Stated problem:
Report, as a bare number, how many lines of the material below contain the word "this".

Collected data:
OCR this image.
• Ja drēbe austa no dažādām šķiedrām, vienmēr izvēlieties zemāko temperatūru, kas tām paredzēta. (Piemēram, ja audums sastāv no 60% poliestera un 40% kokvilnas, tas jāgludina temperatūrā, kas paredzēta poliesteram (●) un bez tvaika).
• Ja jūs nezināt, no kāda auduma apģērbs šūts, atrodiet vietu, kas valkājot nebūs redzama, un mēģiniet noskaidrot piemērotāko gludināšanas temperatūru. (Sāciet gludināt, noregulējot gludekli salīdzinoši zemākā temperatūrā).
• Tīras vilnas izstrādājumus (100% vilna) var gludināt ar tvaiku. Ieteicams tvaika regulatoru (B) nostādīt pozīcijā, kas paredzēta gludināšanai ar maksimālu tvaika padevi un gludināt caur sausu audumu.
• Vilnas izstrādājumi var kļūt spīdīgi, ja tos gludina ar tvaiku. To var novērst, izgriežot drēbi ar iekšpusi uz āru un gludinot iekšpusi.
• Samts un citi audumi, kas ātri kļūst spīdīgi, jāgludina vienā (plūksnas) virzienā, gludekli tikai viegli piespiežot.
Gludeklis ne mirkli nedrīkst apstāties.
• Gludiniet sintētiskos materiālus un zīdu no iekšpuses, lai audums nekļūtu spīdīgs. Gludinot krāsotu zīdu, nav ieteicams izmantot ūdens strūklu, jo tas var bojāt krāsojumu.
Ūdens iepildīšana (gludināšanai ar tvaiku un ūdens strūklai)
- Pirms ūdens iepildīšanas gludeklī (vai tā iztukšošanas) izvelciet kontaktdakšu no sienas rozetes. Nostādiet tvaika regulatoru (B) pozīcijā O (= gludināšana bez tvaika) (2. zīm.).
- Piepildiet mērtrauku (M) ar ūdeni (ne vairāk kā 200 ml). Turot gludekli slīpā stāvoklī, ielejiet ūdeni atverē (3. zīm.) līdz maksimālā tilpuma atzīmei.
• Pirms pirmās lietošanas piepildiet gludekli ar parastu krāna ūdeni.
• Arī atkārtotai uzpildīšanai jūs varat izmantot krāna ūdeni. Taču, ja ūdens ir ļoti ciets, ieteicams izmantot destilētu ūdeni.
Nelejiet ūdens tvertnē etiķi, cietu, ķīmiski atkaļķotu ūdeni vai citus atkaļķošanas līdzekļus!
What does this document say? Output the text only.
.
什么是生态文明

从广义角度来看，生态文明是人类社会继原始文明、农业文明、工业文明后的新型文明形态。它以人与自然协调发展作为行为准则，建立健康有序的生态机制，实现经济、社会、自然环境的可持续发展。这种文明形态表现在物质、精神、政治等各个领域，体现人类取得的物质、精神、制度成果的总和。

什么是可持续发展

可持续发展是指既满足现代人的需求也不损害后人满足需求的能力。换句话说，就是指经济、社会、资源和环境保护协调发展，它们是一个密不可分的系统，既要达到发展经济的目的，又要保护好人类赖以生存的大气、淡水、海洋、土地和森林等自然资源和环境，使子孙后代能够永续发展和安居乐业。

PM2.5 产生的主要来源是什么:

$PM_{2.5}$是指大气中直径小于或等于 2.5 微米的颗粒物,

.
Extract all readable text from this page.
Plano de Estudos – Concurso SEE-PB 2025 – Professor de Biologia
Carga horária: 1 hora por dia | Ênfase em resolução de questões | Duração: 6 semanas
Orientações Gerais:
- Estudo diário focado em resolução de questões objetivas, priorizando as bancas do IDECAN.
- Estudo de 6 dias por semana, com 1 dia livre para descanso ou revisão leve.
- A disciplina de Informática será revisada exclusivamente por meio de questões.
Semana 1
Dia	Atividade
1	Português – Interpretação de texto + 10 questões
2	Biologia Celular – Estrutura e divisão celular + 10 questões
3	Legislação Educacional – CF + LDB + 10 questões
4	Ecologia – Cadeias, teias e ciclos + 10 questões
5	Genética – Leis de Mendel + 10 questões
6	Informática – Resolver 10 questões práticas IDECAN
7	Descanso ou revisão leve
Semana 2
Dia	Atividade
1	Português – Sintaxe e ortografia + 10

Exercise result:
3